### SOURCE RECORDS
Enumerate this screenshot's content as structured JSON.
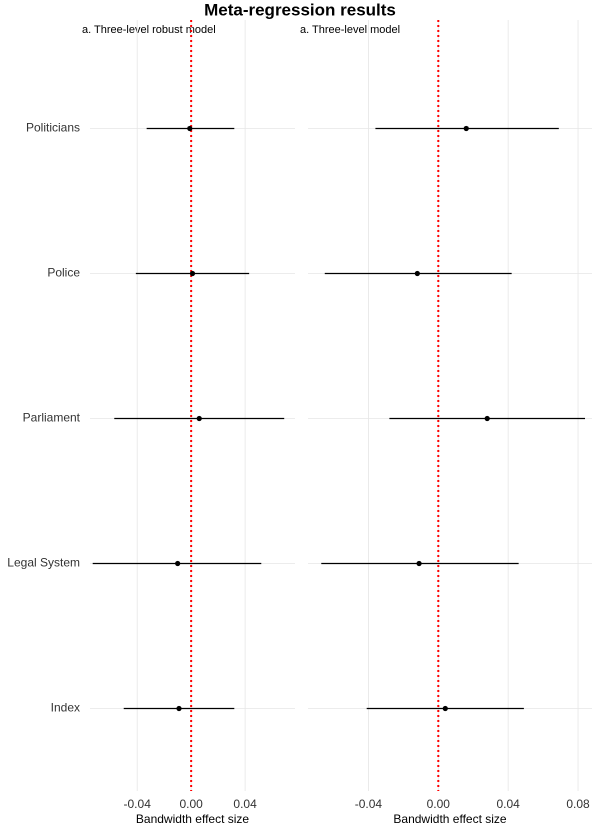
{
  "chart_data": [
    {
      "type": "forest",
      "title": "Meta-regression results",
      "subtitle": "a. Three-level robust model",
      "categories": [
        "Politicians",
        "Police",
        "Parliament",
        "Legal System",
        "Index"
      ],
      "values": [
        -0.001,
        0.001,
        0.006,
        -0.01,
        -0.009
      ],
      "lower": [
        -0.033,
        -0.041,
        -0.057,
        -0.073,
        -0.05
      ],
      "upper": [
        0.032,
        0.043,
        0.069,
        0.052,
        0.032
      ],
      "xlim": [
        -0.075,
        0.077
      ],
      "xticks": [
        -0.04,
        {
          "value": 0,
          "label": "0.00"
        },
        0.04
      ],
      "xlabel": "Bandwidth effect size",
      "vline": 0,
      "vline_color": "#ff0000",
      "color": "#000000",
      "grid": true
    },
    {
      "type": "forest",
      "subtitle": "a. Three-level model",
      "values": [
        0.016,
        -0.012,
        0.028,
        -0.011,
        0.004
      ],
      "lower": [
        -0.036,
        -0.065,
        -0.028,
        -0.067,
        -0.041
      ],
      "upper": [
        0.069,
        0.042,
        0.084,
        0.046,
        0.049
      ],
      "xlim": [
        -0.0746,
        0.088
      ],
      "xticks": [
        -0.04,
        {
          "value": 0,
          "label": "0.00"
        },
        0.04,
        0.08
      ],
      "xlabel": "Bandwidth effect size",
      "vline": 0,
      "vline_color": "#ff0000",
      "color": "#000000",
      "grid": true
    }
  ]
}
######
§ **YOUR GOAL**: From the data above, copy out every line with the string "model" in it.

§ **EXPECTED ANSWER**:
      "subtitle": "a. Three-level robust model",
      "subtitle": "a. Three-level model",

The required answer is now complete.